(Your objective):
What is the number of lines in the entries that include the word "Acid"? Respond with the number only.
--- Start Input material ---
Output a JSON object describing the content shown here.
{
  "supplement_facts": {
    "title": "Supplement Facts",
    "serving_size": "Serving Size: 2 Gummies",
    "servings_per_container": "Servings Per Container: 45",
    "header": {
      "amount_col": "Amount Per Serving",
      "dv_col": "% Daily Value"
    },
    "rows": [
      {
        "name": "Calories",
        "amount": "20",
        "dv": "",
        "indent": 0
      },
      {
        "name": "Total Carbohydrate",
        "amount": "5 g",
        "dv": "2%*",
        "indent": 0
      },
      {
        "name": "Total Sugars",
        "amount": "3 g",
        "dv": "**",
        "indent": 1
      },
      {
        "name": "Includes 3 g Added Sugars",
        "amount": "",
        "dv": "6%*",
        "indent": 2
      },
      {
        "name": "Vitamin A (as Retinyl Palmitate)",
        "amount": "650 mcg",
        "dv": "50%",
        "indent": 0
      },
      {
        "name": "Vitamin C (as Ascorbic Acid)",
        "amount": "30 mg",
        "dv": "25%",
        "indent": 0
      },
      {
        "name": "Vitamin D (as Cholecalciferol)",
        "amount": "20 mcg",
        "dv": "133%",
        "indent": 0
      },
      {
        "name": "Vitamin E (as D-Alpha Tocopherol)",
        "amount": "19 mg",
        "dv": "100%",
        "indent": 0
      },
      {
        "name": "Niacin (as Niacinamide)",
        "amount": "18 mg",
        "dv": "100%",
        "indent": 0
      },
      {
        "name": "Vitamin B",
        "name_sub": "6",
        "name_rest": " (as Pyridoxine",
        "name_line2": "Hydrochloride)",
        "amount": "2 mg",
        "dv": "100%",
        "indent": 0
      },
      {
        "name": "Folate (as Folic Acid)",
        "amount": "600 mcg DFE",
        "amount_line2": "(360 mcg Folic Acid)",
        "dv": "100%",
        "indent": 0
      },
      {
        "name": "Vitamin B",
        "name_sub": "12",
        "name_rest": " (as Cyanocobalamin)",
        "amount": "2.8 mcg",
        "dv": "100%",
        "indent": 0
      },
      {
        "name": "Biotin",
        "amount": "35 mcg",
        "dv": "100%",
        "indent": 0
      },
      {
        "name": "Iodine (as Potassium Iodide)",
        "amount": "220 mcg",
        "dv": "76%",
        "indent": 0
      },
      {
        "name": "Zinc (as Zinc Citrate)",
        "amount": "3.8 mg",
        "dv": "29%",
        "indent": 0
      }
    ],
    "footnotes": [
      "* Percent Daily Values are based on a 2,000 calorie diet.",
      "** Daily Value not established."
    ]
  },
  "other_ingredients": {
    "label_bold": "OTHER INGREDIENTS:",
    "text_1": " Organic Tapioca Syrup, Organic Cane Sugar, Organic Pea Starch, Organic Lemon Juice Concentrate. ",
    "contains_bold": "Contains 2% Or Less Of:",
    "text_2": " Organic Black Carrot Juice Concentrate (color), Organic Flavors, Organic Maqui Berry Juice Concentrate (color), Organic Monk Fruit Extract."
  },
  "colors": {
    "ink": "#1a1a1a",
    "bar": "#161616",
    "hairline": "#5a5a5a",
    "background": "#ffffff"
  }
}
--- End Input material ---
(Response to the task):
3